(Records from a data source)
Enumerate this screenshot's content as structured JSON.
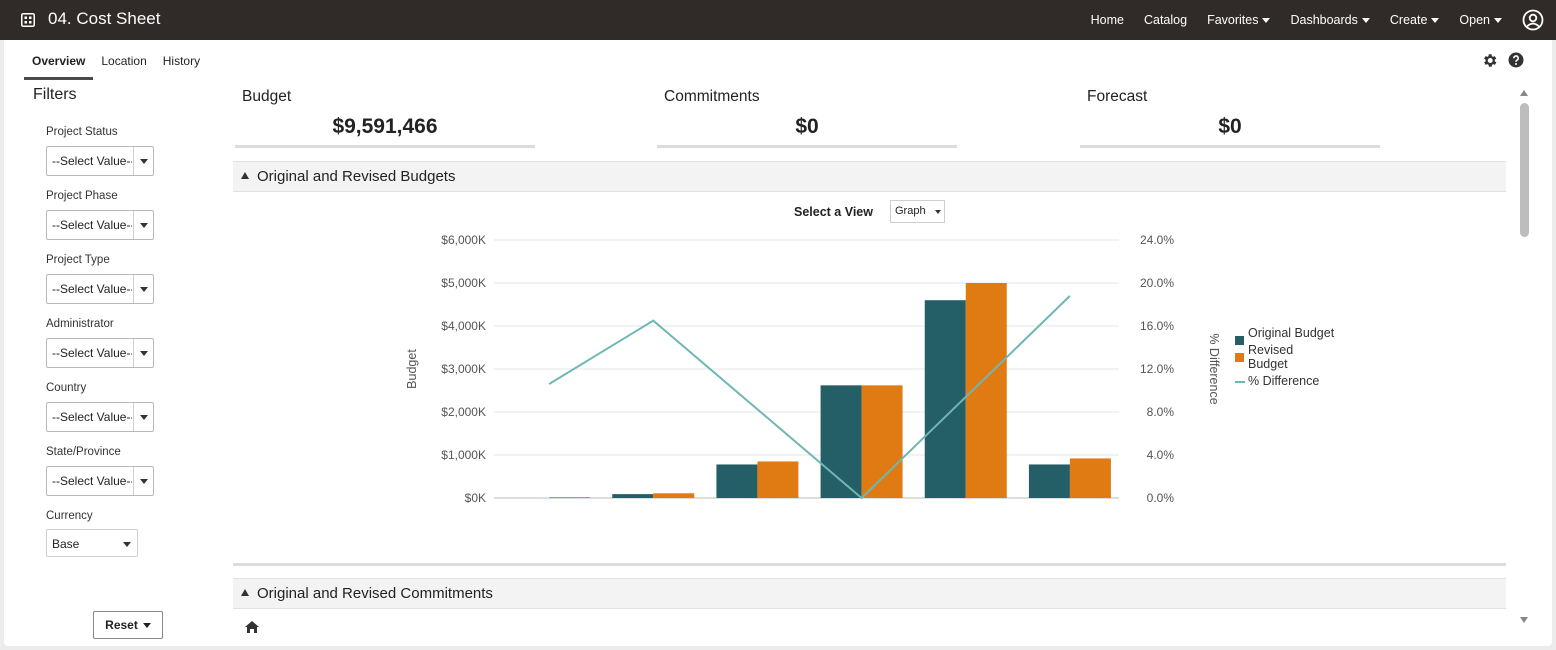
{
  "app": {
    "title": "04. Cost Sheet"
  },
  "topnav": {
    "items": [
      {
        "label": "Home",
        "dropdown": false
      },
      {
        "label": "Catalog",
        "dropdown": false
      },
      {
        "label": "Favorites",
        "dropdown": true
      },
      {
        "label": "Dashboards",
        "dropdown": true
      },
      {
        "label": "Create",
        "dropdown": true
      },
      {
        "label": "Open",
        "dropdown": true
      }
    ]
  },
  "tabs": [
    {
      "label": "Overview",
      "active": true
    },
    {
      "label": "Location",
      "active": false
    },
    {
      "label": "History",
      "active": false
    }
  ],
  "filters": {
    "title": "Filters",
    "fields": [
      {
        "label": "Project Status",
        "value": "--Select Value--"
      },
      {
        "label": "Project Phase",
        "value": "--Select Value--"
      },
      {
        "label": "Project Type",
        "value": "--Select Value--"
      },
      {
        "label": "Administrator",
        "value": "--Select Value--"
      },
      {
        "label": "Country",
        "value": "--Select Value--"
      },
      {
        "label": "State/Province",
        "value": "--Select Value--"
      }
    ],
    "currency": {
      "label": "Currency",
      "value": "Base"
    },
    "reset_label": "Reset"
  },
  "kpis": [
    {
      "label": "Budget",
      "value": "$9,591,466"
    },
    {
      "label": "Commitments",
      "value": "$0"
    },
    {
      "label": "Forecast",
      "value": "$0"
    }
  ],
  "sections": {
    "budgets_title": "Original and Revised Budgets",
    "commitments_title": "Original and Revised Commitments"
  },
  "view": {
    "label": "Select a View",
    "value": "Graph"
  },
  "chart_data": {
    "type": "bar",
    "categories": [
      "",
      "",
      "",
      "",
      "",
      ""
    ],
    "ylabel": "Budget",
    "y2label": "% Difference",
    "ylim": [
      0,
      6000
    ],
    "y2lim": [
      0,
      24
    ],
    "y_ticks": [
      "$0K",
      "$1,000K",
      "$2,000K",
      "$3,000K",
      "$4,000K",
      "$5,000K",
      "$6,000K"
    ],
    "y2_ticks": [
      "0.0%",
      "4.0%",
      "8.0%",
      "12.0%",
      "16.0%",
      "20.0%",
      "24.0%"
    ],
    "series": [
      {
        "name": "Original Budget",
        "type": "bar",
        "color": "#245e66",
        "values": [
          0,
          90,
          780,
          2620,
          4600,
          780
        ]
      },
      {
        "name": "Revised Budget",
        "type": "bar",
        "color": "#e07b14",
        "values": [
          20,
          110,
          850,
          2620,
          5000,
          920
        ]
      },
      {
        "name": "% Difference",
        "type": "line",
        "axis": "right",
        "color": "#6fb7b5",
        "values": [
          10.6,
          16.5,
          null,
          0.0,
          null,
          18.8
        ]
      }
    ],
    "legend_position": "right",
    "grid": true
  },
  "colors": {
    "topbar": "#302b28",
    "teal": "#245e66",
    "orange": "#e07b14",
    "line": "#6fb7b5"
  }
}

WRITTEN INSTRUCTION
Each line above is to be copied verbatim. Drop any image from the copy.

RESPONSE TO THE TASK
Enumerate this screenshot's content as structured JSON.
{
  "app": {
    "title": "04. Cost Sheet"
  },
  "topnav": {
    "items": [
      {
        "label": "Home",
        "dropdown": false
      },
      {
        "label": "Catalog",
        "dropdown": false
      },
      {
        "label": "Favorites",
        "dropdown": true
      },
      {
        "label": "Dashboards",
        "dropdown": true
      },
      {
        "label": "Create",
        "dropdown": true
      },
      {
        "label": "Open",
        "dropdown": true
      }
    ]
  },
  "tabs": [
    {
      "label": "Overview",
      "active": true
    },
    {
      "label": "Location",
      "active": false
    },
    {
      "label": "History",
      "active": false
    }
  ],
  "filters": {
    "title": "Filters",
    "fields": [
      {
        "label": "Project Status",
        "value": "--Select Value--"
      },
      {
        "label": "Project Phase",
        "value": "--Select Value--"
      },
      {
        "label": "Project Type",
        "value": "--Select Value--"
      },
      {
        "label": "Administrator",
        "value": "--Select Value--"
      },
      {
        "label": "Country",
        "value": "--Select Value--"
      },
      {
        "label": "State/Province",
        "value": "--Select Value--"
      }
    ],
    "currency": {
      "label": "Currency",
      "value": "Base"
    },
    "reset_label": "Reset"
  },
  "kpis": [
    {
      "label": "Budget",
      "value": "$9,591,466"
    },
    {
      "label": "Commitments",
      "value": "$0"
    },
    {
      "label": "Forecast",
      "value": "$0"
    }
  ],
  "sections": {
    "budgets_title": "Original and Revised Budgets",
    "commitments_title": "Original and Revised Commitments"
  },
  "view": {
    "label": "Select a View",
    "value": "Graph"
  },
  "chart_data": {
    "type": "bar",
    "categories": [
      "",
      "",
      "",
      "",
      "",
      ""
    ],
    "ylabel": "Budget",
    "y2label": "% Difference",
    "ylim": [
      0,
      6000
    ],
    "y2lim": [
      0,
      24
    ],
    "y_ticks": [
      "$0K",
      "$1,000K",
      "$2,000K",
      "$3,000K",
      "$4,000K",
      "$5,000K",
      "$6,000K"
    ],
    "y2_ticks": [
      "0.0%",
      "4.0%",
      "8.0%",
      "12.0%",
      "16.0%",
      "20.0%",
      "24.0%"
    ],
    "series": [
      {
        "name": "Original Budget",
        "type": "bar",
        "color": "#245e66",
        "values": [
          0,
          90,
          780,
          2620,
          4600,
          780
        ]
      },
      {
        "name": "Revised Budget",
        "type": "bar",
        "color": "#e07b14",
        "values": [
          20,
          110,
          850,
          2620,
          5000,
          920
        ]
      },
      {
        "name": "% Difference",
        "type": "line",
        "axis": "right",
        "color": "#6fb7b5",
        "values": [
          10.6,
          16.5,
          null,
          0.0,
          null,
          18.8
        ]
      }
    ],
    "legend_position": "right",
    "grid": true
  },
  "colors": {
    "topbar": "#302b28",
    "teal": "#245e66",
    "orange": "#e07b14",
    "line": "#6fb7b5"
  }
}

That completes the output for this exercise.